:: INPUT ROWS ::
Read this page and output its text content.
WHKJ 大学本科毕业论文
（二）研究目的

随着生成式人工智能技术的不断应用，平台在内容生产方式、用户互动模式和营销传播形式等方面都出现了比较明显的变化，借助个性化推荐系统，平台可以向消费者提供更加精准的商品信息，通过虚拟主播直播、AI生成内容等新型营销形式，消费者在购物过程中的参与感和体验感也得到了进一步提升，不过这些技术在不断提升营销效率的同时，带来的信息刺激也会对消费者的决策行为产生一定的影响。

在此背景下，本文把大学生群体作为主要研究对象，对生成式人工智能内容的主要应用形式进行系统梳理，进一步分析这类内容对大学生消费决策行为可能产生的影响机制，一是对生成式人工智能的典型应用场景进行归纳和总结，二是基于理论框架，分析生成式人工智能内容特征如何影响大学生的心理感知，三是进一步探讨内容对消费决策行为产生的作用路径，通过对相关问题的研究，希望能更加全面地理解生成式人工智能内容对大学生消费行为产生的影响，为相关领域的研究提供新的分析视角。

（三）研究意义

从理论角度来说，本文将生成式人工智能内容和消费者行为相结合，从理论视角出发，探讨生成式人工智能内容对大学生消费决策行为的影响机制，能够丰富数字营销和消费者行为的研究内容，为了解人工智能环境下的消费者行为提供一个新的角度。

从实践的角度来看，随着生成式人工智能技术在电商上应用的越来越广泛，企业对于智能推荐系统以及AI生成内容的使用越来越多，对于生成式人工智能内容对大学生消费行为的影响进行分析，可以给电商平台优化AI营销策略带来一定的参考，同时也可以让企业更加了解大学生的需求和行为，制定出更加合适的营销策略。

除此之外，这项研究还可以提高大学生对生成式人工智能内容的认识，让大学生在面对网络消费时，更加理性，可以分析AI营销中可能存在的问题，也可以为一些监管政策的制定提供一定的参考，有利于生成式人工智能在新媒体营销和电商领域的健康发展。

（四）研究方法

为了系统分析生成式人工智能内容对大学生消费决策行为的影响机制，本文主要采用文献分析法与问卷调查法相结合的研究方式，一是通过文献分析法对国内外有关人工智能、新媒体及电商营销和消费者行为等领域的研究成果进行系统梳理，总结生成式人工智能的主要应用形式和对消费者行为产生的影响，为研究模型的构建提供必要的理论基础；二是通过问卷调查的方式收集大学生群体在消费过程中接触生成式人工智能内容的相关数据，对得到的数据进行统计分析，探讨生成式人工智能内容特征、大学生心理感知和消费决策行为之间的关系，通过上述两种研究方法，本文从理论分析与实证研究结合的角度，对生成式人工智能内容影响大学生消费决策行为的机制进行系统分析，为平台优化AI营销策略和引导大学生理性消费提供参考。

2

:: PROMPT ::
Write an exact transcription of every entry above.

:: COMPLETE OUTPUT ::
Read this page and output its text content.
WHKJ 大学本科毕业论文
（二）研究目的

随着生成式人工智能技术的不断应用，平台在内容生产方式、用户互动模式和营销传播形式等方面都出现了比较明显的变化，借助个性化推荐系统，平台可以向消费者提供更加精准的商品信息，通过虚拟主播直播、AI生成内容等新型营销形式，消费者在购物过程中的参与感和体验感也得到了进一步提升，不过这些技术在不断提升营销效率的同时，带来的信息刺激也会对消费者的决策行为产生一定的影响。

在此背景下，本文把大学生群体作为主要研究对象，对生成式人工智能内容的主要应用形式进行系统梳理，进一步分析这类内容对大学生消费决策行为可能产生的影响机制，一是对生成式人工智能的典型应用场景进行归纳和总结，二是基于理论框架，分析生成式人工智能内容特征如何影响大学生的心理感知，三是进一步探讨内容对消费决策行为产生的作用路径，通过对相关问题的研究，希望能更加全面地理解生成式人工智能内容对大学生消费行为产生的影响，为相关领域的研究提供新的分析视角。

（三）研究意义

从理论角度来说，本文将生成式人工智能内容和消费者行为相结合，从理论视角出发，探讨生成式人工智能内容对大学生消费决策行为的影响机制，能够丰富数字营销和消费者行为的研究内容，为了解人工智能环境下的消费者行为提供一个新的角度。

从实践的角度来看，随着生成式人工智能技术在电商上应用的越来越广泛，企业对于智能推荐系统以及AI生成内容的使用越来越多，对于生成式人工智能内容对大学生消费行为的影响进行分析，可以给电商平台优化AI营销策略带来一定的参考，同时也可以让企业更加了解大学生的需求和行为，制定出更加合适的营销策略。

除此之外，这项研究还可以提高大学生对生成式人工智能内容的认识，让大学生在面对网络消费时，更加理性，可以分析AI营销中可能存在的问题，也可以为一些监管政策的制定提供一定的参考，有利于生成式人工智能在新媒体营销和电商领域的健康发展。

（四）研究方法

为了系统分析生成式人工智能内容对大学生消费决策行为的影响机制，本文主要采用文献分析法与问卷调查法相结合的研究方式，一是通过文献分析法对国内外有关人工智能、新媒体及电商营销和消费者行为等领域的研究成果进行系统梳理，总结生成式人工智能的主要应用形式和对消费者行为产生的影响，为研究模型的构建提供必要的理论基础；二是通过问卷调查的方式收集大学生群体在消费过程中接触生成式人工智能内容的相关数据，对得到的数据进行统计分析，探讨生成式人工智能内容特征、大学生心理感知和消费决策行为之间的关系，通过上述两种研究方法，本文从理论分析与实证研究结合的角度，对生成式人工智能内容影响大学生消费决策行为的机制进行系统分析，为平台优化AI营销策略和引导大学生理性消费提供参考。

2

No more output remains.